> _Required work_
Keep only the lines of the listing that include the word "object", and copy them.
───── Information provided ─────
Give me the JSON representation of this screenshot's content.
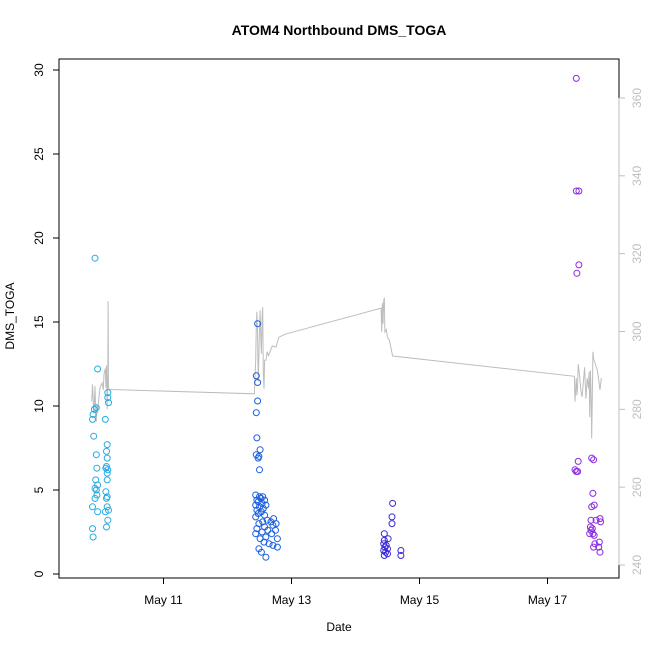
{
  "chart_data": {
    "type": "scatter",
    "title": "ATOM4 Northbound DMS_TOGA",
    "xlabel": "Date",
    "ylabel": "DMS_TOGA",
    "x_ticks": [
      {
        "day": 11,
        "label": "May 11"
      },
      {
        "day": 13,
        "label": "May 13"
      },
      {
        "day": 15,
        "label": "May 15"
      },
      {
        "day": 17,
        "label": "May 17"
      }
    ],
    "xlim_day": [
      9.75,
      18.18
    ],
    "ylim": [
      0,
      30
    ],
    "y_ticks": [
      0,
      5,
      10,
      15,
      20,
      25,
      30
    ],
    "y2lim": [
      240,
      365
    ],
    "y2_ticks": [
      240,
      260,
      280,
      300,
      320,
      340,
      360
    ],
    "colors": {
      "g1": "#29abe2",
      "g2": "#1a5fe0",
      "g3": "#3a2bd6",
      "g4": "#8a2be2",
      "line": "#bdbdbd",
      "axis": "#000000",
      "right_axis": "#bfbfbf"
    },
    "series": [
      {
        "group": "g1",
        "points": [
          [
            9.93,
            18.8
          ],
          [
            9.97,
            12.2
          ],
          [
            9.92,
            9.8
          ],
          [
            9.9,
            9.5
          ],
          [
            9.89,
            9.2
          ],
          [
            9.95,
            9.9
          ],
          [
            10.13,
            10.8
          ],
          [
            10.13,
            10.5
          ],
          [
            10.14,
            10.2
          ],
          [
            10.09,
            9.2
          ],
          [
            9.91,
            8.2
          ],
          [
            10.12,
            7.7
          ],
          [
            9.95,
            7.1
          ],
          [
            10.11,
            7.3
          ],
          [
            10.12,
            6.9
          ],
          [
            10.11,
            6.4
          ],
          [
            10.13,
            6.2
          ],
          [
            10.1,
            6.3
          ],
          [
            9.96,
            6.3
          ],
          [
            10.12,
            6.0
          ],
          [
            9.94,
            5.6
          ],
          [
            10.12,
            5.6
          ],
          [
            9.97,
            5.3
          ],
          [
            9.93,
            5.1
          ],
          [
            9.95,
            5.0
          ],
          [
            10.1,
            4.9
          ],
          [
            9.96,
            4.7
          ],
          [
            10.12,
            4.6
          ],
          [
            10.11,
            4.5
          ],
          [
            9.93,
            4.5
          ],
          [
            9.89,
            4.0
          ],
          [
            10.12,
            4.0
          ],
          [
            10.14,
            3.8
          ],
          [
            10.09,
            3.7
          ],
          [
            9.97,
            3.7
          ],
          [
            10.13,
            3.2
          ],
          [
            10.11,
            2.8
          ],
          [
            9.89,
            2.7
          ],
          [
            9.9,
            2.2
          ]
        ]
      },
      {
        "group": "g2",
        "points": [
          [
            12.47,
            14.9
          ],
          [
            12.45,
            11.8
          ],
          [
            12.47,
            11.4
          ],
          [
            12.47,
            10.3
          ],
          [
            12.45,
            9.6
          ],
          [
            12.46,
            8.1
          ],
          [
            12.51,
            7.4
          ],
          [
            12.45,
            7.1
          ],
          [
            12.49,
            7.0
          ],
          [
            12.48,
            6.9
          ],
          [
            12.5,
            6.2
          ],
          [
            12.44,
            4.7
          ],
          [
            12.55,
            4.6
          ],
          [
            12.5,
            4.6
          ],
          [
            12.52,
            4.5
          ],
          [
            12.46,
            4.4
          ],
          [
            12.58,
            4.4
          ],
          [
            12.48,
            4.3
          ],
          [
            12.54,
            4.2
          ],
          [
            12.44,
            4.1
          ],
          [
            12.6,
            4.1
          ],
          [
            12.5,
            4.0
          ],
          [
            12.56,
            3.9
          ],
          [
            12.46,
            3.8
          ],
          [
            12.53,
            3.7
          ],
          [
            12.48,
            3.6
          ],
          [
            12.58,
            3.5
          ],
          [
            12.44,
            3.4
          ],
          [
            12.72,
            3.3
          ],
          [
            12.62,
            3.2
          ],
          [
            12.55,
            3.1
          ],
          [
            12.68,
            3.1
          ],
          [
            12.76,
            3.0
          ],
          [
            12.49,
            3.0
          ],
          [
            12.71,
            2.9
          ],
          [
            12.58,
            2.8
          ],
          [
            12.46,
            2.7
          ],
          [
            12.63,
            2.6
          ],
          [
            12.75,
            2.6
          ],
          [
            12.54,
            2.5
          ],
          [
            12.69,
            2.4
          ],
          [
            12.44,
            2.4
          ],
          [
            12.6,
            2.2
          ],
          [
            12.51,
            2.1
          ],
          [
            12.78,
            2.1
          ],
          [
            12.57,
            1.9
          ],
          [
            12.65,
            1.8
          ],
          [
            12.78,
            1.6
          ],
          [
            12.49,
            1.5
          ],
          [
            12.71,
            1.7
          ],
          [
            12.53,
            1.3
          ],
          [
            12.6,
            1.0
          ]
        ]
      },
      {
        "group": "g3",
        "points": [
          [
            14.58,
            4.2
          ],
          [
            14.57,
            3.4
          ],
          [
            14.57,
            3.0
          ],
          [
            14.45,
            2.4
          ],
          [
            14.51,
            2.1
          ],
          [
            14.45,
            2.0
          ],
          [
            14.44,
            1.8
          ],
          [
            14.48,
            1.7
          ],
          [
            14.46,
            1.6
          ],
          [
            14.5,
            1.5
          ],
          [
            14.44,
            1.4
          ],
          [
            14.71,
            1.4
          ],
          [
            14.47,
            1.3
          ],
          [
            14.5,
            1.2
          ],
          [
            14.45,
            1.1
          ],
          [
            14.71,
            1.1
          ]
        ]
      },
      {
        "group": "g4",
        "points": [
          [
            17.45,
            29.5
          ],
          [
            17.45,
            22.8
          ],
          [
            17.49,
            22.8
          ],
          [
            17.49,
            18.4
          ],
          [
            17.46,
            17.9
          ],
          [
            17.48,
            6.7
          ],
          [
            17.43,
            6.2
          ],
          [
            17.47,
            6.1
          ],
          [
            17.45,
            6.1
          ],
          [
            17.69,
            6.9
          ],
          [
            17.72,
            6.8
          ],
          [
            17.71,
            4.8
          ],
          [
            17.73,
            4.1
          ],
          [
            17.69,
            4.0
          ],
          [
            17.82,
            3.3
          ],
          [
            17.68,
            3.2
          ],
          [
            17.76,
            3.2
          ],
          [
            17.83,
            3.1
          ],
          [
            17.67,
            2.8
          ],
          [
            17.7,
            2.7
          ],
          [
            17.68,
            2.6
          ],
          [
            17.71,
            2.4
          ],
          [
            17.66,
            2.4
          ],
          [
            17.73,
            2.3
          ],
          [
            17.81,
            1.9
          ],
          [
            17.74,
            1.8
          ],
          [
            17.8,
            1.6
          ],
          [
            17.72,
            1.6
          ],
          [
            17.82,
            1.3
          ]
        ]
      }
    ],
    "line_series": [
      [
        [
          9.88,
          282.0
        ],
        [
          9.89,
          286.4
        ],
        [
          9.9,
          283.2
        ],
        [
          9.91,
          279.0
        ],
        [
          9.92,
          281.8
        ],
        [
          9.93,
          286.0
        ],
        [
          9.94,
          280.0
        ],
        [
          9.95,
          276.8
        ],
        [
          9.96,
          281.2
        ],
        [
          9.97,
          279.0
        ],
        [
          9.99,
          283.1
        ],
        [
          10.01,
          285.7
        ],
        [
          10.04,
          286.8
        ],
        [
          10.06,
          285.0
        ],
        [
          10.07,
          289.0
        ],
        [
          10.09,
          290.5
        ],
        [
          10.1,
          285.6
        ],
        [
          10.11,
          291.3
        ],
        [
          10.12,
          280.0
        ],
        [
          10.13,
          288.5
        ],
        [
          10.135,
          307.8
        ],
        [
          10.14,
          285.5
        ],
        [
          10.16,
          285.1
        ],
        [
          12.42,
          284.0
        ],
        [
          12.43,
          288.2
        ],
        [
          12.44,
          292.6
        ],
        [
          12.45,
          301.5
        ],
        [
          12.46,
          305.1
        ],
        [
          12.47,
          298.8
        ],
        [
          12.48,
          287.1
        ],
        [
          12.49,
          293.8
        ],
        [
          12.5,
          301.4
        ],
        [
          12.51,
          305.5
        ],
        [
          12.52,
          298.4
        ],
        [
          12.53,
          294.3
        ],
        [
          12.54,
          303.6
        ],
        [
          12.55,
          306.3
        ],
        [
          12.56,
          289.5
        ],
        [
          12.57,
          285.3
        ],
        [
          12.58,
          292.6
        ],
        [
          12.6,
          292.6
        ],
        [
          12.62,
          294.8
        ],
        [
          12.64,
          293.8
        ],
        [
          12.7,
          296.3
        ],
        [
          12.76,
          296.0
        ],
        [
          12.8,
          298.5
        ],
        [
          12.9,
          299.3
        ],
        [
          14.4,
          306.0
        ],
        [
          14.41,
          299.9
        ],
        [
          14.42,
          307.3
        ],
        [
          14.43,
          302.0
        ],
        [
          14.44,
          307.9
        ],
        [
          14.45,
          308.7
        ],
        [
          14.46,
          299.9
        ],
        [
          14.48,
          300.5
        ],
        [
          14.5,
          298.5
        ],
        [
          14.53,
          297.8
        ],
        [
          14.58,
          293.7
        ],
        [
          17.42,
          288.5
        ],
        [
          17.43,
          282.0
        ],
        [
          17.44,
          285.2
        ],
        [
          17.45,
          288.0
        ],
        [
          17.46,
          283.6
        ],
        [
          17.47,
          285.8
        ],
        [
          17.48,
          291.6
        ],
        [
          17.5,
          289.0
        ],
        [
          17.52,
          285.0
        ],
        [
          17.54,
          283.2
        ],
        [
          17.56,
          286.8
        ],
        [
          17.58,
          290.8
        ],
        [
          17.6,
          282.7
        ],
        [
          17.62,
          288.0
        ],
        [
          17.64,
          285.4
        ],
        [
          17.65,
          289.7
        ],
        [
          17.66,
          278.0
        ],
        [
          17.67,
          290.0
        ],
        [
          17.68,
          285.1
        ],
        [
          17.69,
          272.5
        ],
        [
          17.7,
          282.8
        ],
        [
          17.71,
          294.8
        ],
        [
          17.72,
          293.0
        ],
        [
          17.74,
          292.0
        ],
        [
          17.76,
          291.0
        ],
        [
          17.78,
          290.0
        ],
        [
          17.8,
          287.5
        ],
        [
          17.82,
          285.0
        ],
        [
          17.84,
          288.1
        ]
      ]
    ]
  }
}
─────
───── Information provided ─────
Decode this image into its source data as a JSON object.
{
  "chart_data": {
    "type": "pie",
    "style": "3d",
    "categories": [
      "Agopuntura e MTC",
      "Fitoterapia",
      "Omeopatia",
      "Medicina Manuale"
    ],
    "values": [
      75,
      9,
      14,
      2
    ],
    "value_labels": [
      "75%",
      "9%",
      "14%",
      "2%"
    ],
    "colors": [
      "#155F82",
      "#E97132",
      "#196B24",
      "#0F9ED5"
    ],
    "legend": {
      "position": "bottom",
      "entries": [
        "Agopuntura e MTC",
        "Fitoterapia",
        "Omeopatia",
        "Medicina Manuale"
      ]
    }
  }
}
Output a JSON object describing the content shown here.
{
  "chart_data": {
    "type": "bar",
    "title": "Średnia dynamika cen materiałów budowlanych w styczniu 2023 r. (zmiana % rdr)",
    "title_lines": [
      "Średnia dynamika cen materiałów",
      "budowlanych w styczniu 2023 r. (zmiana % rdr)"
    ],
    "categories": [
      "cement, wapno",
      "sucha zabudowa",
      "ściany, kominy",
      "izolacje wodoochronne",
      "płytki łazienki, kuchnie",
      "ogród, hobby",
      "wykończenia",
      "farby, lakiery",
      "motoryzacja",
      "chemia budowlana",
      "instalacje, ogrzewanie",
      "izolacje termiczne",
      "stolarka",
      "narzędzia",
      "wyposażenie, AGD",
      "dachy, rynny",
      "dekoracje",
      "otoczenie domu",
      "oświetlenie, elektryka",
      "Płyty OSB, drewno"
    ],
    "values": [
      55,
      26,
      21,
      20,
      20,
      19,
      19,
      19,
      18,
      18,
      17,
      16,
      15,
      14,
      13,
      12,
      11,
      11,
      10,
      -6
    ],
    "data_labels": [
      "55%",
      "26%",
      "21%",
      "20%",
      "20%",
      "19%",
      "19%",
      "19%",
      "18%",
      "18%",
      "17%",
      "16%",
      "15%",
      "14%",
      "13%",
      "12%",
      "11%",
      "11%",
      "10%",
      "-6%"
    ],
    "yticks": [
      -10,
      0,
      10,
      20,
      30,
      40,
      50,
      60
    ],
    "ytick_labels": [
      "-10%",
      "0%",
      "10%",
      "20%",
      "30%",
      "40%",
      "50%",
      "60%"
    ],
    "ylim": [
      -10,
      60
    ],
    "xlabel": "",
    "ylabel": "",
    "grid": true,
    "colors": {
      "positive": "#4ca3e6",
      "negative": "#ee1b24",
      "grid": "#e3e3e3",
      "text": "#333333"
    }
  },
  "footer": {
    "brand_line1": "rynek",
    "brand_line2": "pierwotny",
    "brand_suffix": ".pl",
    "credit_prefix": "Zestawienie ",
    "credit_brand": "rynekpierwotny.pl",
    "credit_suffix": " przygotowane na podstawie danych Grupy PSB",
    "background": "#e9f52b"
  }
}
─────
> _Completed task_
Decode this image into its source data as a JSON object.
Output a JSON object describing the content shown here.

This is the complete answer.